_EXERCISE INPUT_.
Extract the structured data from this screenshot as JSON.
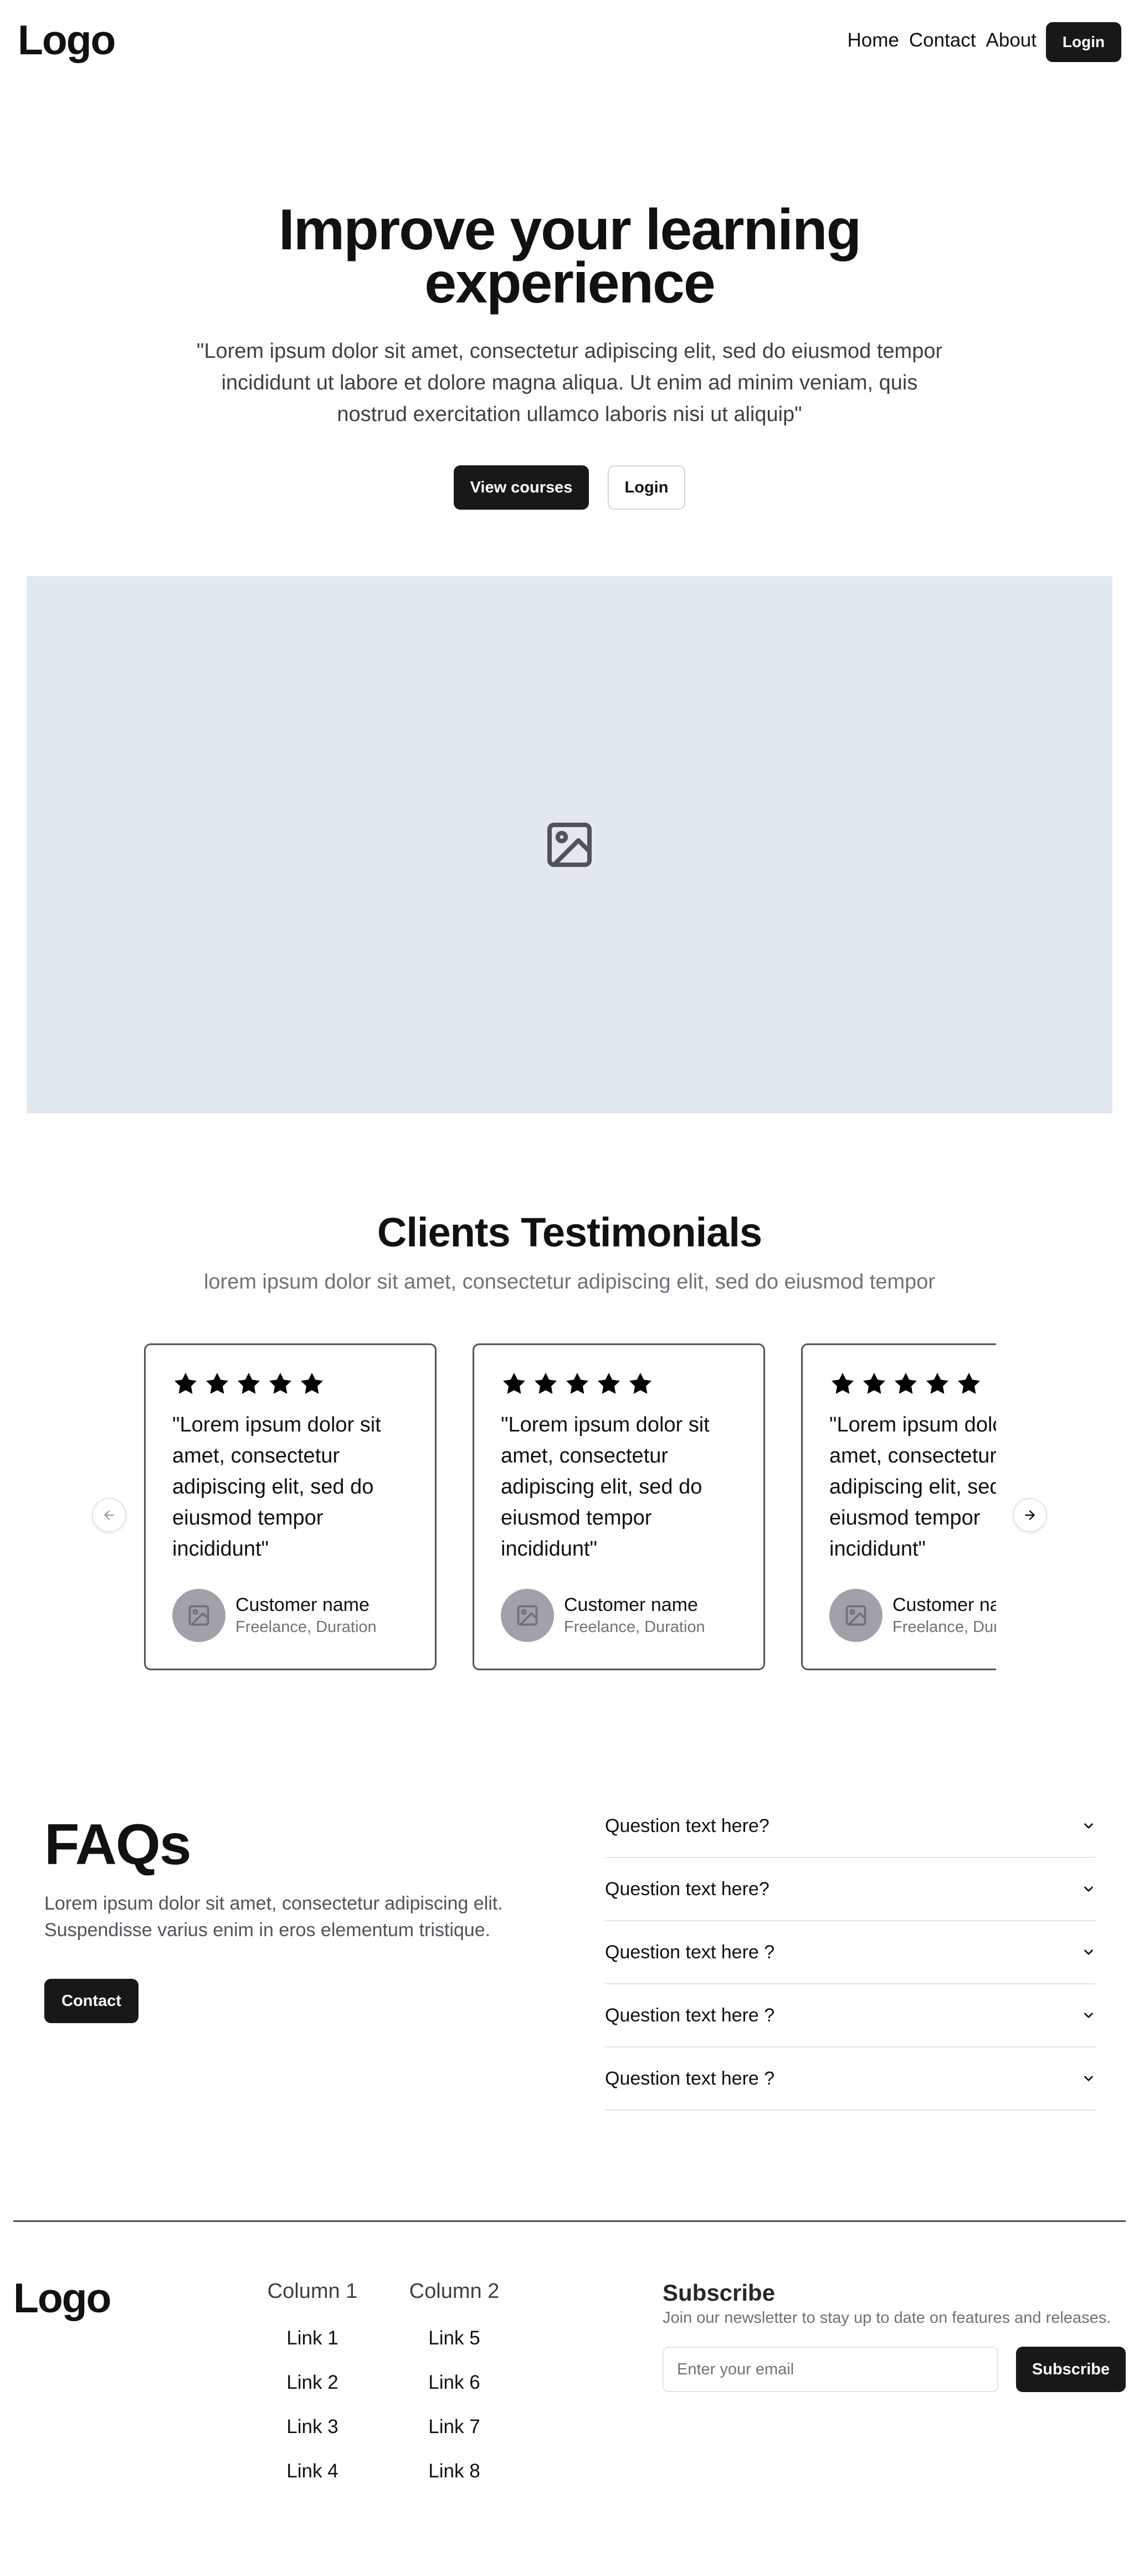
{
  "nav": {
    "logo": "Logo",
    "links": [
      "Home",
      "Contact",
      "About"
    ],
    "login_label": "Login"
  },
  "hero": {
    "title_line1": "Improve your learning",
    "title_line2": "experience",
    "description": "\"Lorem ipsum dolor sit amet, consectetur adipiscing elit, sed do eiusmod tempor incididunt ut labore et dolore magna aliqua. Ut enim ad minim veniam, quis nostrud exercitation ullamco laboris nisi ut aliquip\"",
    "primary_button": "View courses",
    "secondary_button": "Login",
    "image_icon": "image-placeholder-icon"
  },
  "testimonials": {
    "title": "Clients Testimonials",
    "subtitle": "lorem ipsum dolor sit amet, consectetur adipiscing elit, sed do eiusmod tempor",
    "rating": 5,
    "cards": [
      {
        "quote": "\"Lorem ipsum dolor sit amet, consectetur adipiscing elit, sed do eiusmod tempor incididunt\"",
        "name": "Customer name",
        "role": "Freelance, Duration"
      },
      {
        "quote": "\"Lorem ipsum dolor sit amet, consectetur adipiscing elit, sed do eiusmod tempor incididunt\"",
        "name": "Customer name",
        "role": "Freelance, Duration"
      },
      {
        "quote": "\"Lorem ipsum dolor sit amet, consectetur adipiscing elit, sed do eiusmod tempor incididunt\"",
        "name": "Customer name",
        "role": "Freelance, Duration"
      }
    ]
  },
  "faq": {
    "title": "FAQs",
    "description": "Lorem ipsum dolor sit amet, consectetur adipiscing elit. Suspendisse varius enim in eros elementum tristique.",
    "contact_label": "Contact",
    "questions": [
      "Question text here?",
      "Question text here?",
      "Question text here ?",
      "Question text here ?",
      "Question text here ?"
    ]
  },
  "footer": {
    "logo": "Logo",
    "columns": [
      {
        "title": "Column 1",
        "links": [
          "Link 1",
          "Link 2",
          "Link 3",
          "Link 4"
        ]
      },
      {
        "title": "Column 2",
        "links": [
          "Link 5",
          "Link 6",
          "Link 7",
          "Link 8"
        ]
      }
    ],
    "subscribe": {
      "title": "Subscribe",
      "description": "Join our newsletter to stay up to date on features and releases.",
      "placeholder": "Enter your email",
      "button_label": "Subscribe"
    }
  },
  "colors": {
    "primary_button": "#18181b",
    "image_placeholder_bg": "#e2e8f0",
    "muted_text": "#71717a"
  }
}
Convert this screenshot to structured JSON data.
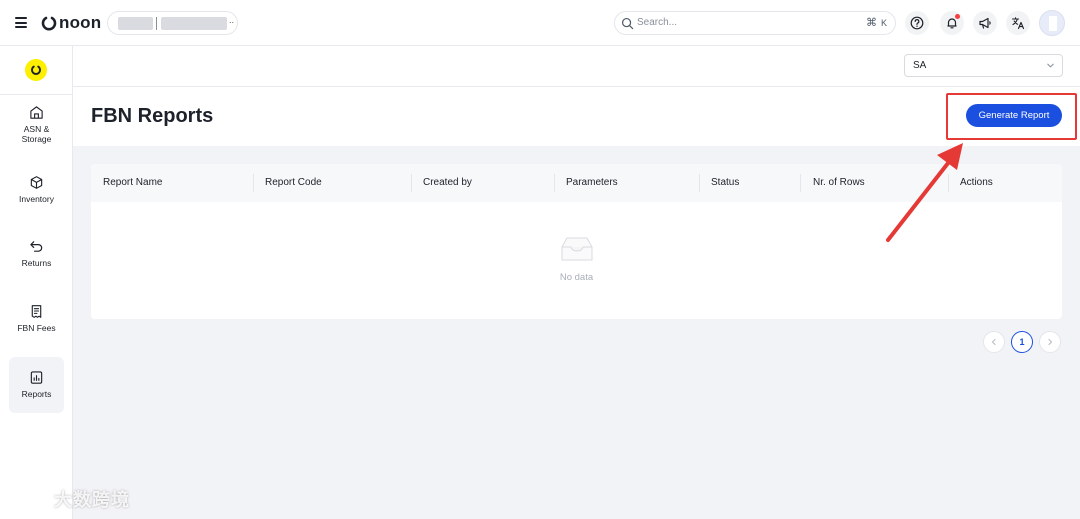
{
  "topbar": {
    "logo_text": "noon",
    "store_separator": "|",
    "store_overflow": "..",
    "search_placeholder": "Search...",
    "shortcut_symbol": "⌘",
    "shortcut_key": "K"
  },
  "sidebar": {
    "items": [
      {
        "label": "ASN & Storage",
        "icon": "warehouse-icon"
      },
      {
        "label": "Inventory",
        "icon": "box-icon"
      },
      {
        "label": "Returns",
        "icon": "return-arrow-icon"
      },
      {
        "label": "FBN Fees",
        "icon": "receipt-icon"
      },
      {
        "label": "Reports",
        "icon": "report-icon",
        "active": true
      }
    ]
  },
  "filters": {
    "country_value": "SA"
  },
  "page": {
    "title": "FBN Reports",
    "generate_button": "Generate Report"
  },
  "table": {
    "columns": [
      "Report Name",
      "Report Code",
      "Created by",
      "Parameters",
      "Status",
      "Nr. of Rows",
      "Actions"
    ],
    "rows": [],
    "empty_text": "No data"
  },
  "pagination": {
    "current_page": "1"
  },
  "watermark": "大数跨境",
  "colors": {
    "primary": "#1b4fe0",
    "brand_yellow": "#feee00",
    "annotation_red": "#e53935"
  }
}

_THE PROBLEM_. Look over the listing. Pull out every line with the string "icon" in it.

_ANSWER FOR THE TASK_.
    "image_icon": "image-placeholder-icon"
        "icon": "warehouse-icon"
        "icon": "box-icon"
        "icon": "return-arrow-icon"
        "icon": "receipt-icon"
        "icon": "report-icon",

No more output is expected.